WHAT IS REQUIRED:
Write out the whole listing again, exactly as given.

EXERCISE INPUTS:
━━━━━━━━━━━━━━━━

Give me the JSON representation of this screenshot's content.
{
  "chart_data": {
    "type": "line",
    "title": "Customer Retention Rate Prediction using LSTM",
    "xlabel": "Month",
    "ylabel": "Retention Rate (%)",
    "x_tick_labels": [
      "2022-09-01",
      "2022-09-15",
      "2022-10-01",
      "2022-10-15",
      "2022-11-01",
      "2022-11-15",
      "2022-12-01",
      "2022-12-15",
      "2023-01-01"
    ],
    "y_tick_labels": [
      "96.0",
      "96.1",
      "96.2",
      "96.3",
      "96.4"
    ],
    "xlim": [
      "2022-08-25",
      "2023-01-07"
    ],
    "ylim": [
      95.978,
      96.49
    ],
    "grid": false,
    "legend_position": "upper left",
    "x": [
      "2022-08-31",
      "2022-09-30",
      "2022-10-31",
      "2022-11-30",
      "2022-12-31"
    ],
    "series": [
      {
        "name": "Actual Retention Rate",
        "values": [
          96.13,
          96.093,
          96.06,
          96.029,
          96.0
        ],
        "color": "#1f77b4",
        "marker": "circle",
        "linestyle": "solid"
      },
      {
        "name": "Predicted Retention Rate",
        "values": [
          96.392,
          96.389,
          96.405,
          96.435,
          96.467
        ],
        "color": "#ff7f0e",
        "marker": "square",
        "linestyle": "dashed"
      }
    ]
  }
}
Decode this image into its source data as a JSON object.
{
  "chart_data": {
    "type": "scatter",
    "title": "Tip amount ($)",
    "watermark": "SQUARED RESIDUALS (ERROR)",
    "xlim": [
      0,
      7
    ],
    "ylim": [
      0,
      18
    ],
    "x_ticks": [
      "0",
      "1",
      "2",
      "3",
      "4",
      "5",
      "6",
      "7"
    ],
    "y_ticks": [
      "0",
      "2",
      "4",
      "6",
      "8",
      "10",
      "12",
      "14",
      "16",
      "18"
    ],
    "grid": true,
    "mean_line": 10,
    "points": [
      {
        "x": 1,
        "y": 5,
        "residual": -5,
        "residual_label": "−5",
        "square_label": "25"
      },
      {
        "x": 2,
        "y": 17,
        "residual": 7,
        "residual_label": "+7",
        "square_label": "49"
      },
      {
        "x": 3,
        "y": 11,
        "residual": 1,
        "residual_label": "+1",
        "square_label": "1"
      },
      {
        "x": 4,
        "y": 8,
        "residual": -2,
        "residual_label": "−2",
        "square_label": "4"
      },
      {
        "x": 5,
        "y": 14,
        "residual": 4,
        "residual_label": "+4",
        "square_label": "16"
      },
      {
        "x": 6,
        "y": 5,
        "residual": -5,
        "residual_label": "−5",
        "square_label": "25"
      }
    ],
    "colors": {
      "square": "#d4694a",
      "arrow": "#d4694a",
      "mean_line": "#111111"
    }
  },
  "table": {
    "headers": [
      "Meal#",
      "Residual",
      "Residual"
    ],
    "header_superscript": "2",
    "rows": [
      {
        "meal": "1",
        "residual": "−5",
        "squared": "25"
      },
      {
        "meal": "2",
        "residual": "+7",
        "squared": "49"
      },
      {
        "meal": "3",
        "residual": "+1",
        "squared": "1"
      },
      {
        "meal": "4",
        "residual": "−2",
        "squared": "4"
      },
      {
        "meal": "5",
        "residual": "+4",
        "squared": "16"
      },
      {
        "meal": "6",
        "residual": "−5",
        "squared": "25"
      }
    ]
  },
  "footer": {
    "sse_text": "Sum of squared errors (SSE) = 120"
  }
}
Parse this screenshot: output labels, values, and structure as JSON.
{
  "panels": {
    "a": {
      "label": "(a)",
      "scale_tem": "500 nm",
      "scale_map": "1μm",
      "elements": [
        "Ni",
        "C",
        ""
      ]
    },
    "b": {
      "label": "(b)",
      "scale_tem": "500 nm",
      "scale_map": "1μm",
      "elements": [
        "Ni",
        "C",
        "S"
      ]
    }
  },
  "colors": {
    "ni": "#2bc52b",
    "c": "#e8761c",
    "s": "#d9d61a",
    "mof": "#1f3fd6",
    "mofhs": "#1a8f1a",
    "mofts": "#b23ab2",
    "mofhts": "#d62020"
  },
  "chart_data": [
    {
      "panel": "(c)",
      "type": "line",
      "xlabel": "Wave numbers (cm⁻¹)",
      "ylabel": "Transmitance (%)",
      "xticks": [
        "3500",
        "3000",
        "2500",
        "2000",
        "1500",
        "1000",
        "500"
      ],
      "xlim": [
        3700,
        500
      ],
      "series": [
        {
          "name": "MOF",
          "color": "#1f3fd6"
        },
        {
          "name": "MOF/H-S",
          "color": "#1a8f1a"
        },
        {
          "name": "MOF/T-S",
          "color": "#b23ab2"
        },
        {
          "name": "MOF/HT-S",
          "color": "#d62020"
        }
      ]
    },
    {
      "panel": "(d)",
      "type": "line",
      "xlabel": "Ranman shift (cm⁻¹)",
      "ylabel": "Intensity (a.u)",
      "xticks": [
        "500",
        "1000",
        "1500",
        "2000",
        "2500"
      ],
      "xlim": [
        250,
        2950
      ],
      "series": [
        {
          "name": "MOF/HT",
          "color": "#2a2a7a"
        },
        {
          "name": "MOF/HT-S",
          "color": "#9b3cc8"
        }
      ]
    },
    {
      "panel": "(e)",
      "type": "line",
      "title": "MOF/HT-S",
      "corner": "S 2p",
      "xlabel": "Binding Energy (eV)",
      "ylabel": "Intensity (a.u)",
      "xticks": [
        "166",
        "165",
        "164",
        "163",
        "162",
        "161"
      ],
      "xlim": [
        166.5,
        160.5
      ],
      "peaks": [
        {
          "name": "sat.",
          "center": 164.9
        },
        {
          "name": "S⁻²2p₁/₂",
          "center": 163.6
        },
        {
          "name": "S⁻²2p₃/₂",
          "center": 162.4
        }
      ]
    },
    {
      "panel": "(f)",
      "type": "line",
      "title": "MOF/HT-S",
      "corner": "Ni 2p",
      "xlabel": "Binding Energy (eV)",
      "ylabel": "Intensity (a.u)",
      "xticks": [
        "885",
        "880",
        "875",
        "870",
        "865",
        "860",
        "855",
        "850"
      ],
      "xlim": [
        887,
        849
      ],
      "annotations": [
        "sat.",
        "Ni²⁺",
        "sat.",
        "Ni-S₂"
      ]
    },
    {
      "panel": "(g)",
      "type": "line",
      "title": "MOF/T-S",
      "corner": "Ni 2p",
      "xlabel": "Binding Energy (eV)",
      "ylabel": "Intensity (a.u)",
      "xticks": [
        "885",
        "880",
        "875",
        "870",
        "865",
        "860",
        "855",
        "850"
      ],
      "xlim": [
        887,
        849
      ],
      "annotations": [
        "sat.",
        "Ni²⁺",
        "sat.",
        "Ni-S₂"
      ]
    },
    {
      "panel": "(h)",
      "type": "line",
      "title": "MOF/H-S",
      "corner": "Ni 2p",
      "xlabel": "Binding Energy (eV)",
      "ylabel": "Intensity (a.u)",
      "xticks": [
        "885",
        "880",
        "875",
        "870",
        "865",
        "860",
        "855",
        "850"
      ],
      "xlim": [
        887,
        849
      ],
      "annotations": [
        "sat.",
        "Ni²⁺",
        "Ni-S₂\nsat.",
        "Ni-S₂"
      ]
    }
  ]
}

━━━━━━━━━━━━━━━━

COMPLETED TASK:
Give me the JSON representation of this screenshot's content.
{
  "chart_data": {
    "type": "line",
    "title": "Customer Retention Rate Prediction using LSTM",
    "xlabel": "Month",
    "ylabel": "Retention Rate (%)",
    "x_tick_labels": [
      "2022-09-01",
      "2022-09-15",
      "2022-10-01",
      "2022-10-15",
      "2022-11-01",
      "2022-11-15",
      "2022-12-01",
      "2022-12-15",
      "2023-01-01"
    ],
    "y_tick_labels": [
      "96.0",
      "96.1",
      "96.2",
      "96.3",
      "96.4"
    ],
    "xlim": [
      "2022-08-25",
      "2023-01-07"
    ],
    "ylim": [
      95.978,
      96.49
    ],
    "grid": false,
    "legend_position": "upper left",
    "x": [
      "2022-08-31",
      "2022-09-30",
      "2022-10-31",
      "2022-11-30",
      "2022-12-31"
    ],
    "series": [
      {
        "name": "Actual Retention Rate",
        "values": [
          96.13,
          96.093,
          96.06,
          96.029,
          96.0
        ],
        "color": "#1f77b4",
        "marker": "circle",
        "linestyle": "solid"
      },
      {
        "name": "Predicted Retention Rate",
        "values": [
          96.392,
          96.389,
          96.405,
          96.435,
          96.467
        ],
        "color": "#ff7f0e",
        "marker": "square",
        "linestyle": "dashed"
      }
    ]
  }
}
Decode this image into its source data as a JSON object.
{
  "chart_data": {
    "type": "scatter",
    "title": "Tip amount ($)",
    "watermark": "SQUARED RESIDUALS (ERROR)",
    "xlim": [
      0,
      7
    ],
    "ylim": [
      0,
      18
    ],
    "x_ticks": [
      "0",
      "1",
      "2",
      "3",
      "4",
      "5",
      "6",
      "7"
    ],
    "y_ticks": [
      "0",
      "2",
      "4",
      "6",
      "8",
      "10",
      "12",
      "14",
      "16",
      "18"
    ],
    "grid": true,
    "mean_line": 10,
    "points": [
      {
        "x": 1,
        "y": 5,
        "residual": -5,
        "residual_label": "−5",
        "square_label": "25"
      },
      {
        "x": 2,
        "y": 17,
        "residual": 7,
        "residual_label": "+7",
        "square_label": "49"
      },
      {
        "x": 3,
        "y": 11,
        "residual": 1,
        "residual_label": "+1",
        "square_label": "1"
      },
      {
        "x": 4,
        "y": 8,
        "residual": -2,
        "residual_label": "−2",
        "square_label": "4"
      },
      {
        "x": 5,
        "y": 14,
        "residual": 4,
        "residual_label": "+4",
        "square_label": "16"
      },
      {
        "x": 6,
        "y": 5,
        "residual": -5,
        "residual_label": "−5",
        "square_label": "25"
      }
    ],
    "colors": {
      "square": "#d4694a",
      "arrow": "#d4694a",
      "mean_line": "#111111"
    }
  },
  "table": {
    "headers": [
      "Meal#",
      "Residual",
      "Residual"
    ],
    "header_superscript": "2",
    "rows": [
      {
        "meal": "1",
        "residual": "−5",
        "squared": "25"
      },
      {
        "meal": "2",
        "residual": "+7",
        "squared": "49"
      },
      {
        "meal": "3",
        "residual": "+1",
        "squared": "1"
      },
      {
        "meal": "4",
        "residual": "−2",
        "squared": "4"
      },
      {
        "meal": "5",
        "residual": "+4",
        "squared": "16"
      },
      {
        "meal": "6",
        "residual": "−5",
        "squared": "25"
      }
    ]
  },
  "footer": {
    "sse_text": "Sum of squared errors (SSE) = 120"
  }
}
Parse this screenshot: output labels, values, and structure as JSON.
{
  "panels": {
    "a": {
      "label": "(a)",
      "scale_tem": "500 nm",
      "scale_map": "1μm",
      "elements": [
        "Ni",
        "C",
        ""
      ]
    },
    "b": {
      "label": "(b)",
      "scale_tem": "500 nm",
      "scale_map": "1μm",
      "elements": [
        "Ni",
        "C",
        "S"
      ]
    }
  },
  "colors": {
    "ni": "#2bc52b",
    "c": "#e8761c",
    "s": "#d9d61a",
    "mof": "#1f3fd6",
    "mofhs": "#1a8f1a",
    "mofts": "#b23ab2",
    "mofhts": "#d62020"
  },
  "chart_data": [
    {
      "panel": "(c)",
      "type": "line",
      "xlabel": "Wave numbers (cm⁻¹)",
      "ylabel": "Transmitance (%)",
      "xticks": [
        "3500",
        "3000",
        "2500",
        "2000",
        "1500",
        "1000",
        "500"
      ],
      "xlim": [
        3700,
        500
      ],
      "series": [
        {
          "name": "MOF",
          "color": "#1f3fd6"
        },
        {
          "name": "MOF/H-S",
          "color": "#1a8f1a"
        },
        {
          "name": "MOF/T-S",
          "color": "#b23ab2"
        },
        {
          "name": "MOF/HT-S",
          "color": "#d62020"
        }
      ]
    },
    {
      "panel": "(d)",
      "type": "line",
      "xlabel": "Ranman shift (cm⁻¹)",
      "ylabel": "Intensity (a.u)",
      "xticks": [
        "500",
        "1000",
        "1500",
        "2000",
        "2500"
      ],
      "xlim": [
        250,
        2950
      ],
      "series": [
        {
          "name": "MOF/HT",
          "color": "#2a2a7a"
        },
        {
          "name": "MOF/HT-S",
          "color": "#9b3cc8"
        }
      ]
    },
    {
      "panel": "(e)",
      "type": "line",
      "title": "MOF/HT-S",
      "corner": "S 2p",
      "xlabel": "Binding Energy (eV)",
      "ylabel": "Intensity (a.u)",
      "xticks": [
        "166",
        "165",
        "164",
        "163",
        "162",
        "161"
      ],
      "xlim": [
        166.5,
        160.5
      ],
      "peaks": [
        {
          "name": "sat.",
          "center": 164.9
        },
        {
          "name": "S⁻²2p₁/₂",
          "center": 163.6
        },
        {
          "name": "S⁻²2p₃/₂",
          "center": 162.4
        }
      ]
    },
    {
      "panel": "(f)",
      "type": "line",
      "title": "MOF/HT-S",
      "corner": "Ni 2p",
      "xlabel": "Binding Energy (eV)",
      "ylabel": "Intensity (a.u)",
      "xticks": [
        "885",
        "880",
        "875",
        "870",
        "865",
        "860",
        "855",
        "850"
      ],
      "xlim": [
        887,
        849
      ],
      "annotations": [
        "sat.",
        "Ni²⁺",
        "sat.",
        "Ni-S₂"
      ]
    },
    {
      "panel": "(g)",
      "type": "line",
      "title": "MOF/T-S",
      "corner": "Ni 2p",
      "xlabel": "Binding Energy (eV)",
      "ylabel": "Intensity (a.u)",
      "xticks": [
        "885",
        "880",
        "875",
        "870",
        "865",
        "860",
        "855",
        "850"
      ],
      "xlim": [
        887,
        849
      ],
      "annotations": [
        "sat.",
        "Ni²⁺",
        "sat.",
        "Ni-S₂"
      ]
    },
    {
      "panel": "(h)",
      "type": "line",
      "title": "MOF/H-S",
      "corner": "Ni 2p",
      "xlabel": "Binding Energy (eV)",
      "ylabel": "Intensity (a.u)",
      "xticks": [
        "885",
        "880",
        "875",
        "870",
        "865",
        "860",
        "855",
        "850"
      ],
      "xlim": [
        887,
        849
      ],
      "annotations": [
        "sat.",
        "Ni²⁺",
        "Ni-S₂\nsat.",
        "Ni-S₂"
      ]
    }
  ]
}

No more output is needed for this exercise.